== Instructions for the task ==
Your task is to filter the data below down to the lines holding "text".

== Data section ==
---
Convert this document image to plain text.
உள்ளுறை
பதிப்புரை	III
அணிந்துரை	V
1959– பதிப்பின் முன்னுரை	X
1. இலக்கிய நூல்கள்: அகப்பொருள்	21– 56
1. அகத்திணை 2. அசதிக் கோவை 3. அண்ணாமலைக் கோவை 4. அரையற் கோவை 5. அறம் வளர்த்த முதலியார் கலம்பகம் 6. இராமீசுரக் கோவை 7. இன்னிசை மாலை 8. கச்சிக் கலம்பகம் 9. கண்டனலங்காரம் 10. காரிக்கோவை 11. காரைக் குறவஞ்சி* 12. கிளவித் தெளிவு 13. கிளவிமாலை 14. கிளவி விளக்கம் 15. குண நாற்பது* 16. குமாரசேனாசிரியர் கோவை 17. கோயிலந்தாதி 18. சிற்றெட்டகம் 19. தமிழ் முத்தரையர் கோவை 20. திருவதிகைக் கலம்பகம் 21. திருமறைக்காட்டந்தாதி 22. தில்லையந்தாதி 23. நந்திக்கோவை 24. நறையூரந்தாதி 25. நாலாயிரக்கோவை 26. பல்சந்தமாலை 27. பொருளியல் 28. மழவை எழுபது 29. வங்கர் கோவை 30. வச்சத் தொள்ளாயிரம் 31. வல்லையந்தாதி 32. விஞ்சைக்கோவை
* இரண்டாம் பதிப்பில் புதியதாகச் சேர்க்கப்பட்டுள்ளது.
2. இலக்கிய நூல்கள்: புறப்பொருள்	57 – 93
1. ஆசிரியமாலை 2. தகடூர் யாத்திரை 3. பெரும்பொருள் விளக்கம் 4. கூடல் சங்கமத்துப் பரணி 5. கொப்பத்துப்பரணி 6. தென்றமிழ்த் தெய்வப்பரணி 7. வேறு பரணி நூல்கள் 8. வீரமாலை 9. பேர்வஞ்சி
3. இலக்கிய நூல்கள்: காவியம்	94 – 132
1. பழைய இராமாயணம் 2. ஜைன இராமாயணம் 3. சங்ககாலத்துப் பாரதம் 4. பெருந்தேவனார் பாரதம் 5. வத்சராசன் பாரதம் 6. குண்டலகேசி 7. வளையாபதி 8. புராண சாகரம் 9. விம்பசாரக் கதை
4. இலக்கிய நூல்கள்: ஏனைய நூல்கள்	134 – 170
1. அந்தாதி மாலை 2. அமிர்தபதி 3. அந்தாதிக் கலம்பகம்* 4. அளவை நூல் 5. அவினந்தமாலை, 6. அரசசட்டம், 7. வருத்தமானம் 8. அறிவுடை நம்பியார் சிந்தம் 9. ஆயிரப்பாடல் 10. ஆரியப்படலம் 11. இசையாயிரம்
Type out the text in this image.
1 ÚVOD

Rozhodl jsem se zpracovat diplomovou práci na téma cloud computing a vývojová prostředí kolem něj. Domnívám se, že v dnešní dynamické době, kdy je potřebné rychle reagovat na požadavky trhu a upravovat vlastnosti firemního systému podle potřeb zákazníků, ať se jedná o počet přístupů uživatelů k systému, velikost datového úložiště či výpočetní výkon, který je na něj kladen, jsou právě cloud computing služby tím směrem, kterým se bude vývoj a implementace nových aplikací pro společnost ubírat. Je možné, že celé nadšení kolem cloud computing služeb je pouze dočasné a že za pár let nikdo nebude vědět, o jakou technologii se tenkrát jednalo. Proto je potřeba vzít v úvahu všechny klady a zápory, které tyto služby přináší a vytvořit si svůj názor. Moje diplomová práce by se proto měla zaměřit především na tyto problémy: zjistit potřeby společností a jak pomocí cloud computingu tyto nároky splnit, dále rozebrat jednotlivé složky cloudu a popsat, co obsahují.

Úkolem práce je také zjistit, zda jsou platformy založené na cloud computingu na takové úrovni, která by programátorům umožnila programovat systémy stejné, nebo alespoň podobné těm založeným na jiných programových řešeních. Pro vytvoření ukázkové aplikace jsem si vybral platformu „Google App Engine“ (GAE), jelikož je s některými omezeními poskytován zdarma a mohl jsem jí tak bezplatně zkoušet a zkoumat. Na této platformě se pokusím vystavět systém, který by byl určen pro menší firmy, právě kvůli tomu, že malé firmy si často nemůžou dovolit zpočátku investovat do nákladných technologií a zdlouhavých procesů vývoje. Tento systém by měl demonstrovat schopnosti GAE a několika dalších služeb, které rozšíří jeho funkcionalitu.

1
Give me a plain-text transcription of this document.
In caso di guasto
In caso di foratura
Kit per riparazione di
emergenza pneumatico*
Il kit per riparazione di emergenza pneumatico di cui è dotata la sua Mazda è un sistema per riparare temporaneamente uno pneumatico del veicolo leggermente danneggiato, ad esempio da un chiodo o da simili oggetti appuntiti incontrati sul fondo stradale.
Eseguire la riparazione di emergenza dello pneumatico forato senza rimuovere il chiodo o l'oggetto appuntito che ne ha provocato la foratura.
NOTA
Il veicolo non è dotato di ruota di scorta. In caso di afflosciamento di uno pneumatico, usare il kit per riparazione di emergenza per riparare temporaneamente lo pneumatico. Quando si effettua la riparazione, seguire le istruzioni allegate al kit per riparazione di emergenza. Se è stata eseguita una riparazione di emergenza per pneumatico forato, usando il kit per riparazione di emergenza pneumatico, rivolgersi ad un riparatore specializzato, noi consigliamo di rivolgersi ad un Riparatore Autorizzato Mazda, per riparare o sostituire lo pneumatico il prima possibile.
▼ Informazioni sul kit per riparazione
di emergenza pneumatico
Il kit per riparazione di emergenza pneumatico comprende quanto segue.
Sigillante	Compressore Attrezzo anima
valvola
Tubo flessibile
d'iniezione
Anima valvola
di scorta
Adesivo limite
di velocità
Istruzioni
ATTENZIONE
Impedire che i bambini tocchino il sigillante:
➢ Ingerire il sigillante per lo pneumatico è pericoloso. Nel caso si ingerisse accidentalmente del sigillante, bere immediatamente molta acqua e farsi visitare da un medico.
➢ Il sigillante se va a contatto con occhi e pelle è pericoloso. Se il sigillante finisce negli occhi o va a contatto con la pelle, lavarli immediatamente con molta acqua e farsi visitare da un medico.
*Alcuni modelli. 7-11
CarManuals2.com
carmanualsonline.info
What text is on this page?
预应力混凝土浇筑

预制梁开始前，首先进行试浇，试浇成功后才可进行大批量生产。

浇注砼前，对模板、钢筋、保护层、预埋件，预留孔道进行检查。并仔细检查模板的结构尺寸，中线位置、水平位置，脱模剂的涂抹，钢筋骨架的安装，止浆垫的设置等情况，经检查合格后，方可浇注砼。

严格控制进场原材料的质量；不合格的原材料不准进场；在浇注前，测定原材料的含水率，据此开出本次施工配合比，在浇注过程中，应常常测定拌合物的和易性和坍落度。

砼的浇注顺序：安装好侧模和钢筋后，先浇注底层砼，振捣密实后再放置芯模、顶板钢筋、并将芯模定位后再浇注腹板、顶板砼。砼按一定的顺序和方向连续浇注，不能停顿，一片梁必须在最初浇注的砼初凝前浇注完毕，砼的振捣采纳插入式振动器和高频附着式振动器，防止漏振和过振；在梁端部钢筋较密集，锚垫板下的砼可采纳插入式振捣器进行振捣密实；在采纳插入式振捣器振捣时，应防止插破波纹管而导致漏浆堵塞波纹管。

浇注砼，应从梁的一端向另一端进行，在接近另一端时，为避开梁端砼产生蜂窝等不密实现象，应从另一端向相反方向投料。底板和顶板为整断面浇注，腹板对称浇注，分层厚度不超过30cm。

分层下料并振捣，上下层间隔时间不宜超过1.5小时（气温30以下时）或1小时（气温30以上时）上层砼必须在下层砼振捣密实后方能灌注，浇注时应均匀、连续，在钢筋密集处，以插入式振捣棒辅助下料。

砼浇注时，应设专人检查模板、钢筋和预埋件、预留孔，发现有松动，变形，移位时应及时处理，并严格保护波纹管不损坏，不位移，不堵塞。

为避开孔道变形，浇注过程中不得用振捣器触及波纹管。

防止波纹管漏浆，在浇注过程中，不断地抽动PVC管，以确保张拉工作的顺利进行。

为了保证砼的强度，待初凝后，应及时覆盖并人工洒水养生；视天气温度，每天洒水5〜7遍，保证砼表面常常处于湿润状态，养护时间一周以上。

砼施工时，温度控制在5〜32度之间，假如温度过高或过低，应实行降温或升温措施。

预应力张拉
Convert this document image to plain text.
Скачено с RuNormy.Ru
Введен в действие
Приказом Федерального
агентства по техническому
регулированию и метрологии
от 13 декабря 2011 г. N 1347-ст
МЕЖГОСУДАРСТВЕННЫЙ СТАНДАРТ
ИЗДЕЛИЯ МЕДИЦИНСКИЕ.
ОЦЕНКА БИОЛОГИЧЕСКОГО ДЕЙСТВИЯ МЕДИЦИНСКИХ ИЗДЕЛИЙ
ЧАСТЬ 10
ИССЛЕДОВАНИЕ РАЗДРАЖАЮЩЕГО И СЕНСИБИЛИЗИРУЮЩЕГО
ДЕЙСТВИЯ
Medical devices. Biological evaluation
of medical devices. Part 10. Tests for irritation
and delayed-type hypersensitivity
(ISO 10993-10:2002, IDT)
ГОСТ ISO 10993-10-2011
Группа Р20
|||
---
== The completed task ==
Convert this document image to plain text.
Type out the text in this image.
Give me a plain-text transcription of this document.
What text is on this page?
Convert this document image to plain text.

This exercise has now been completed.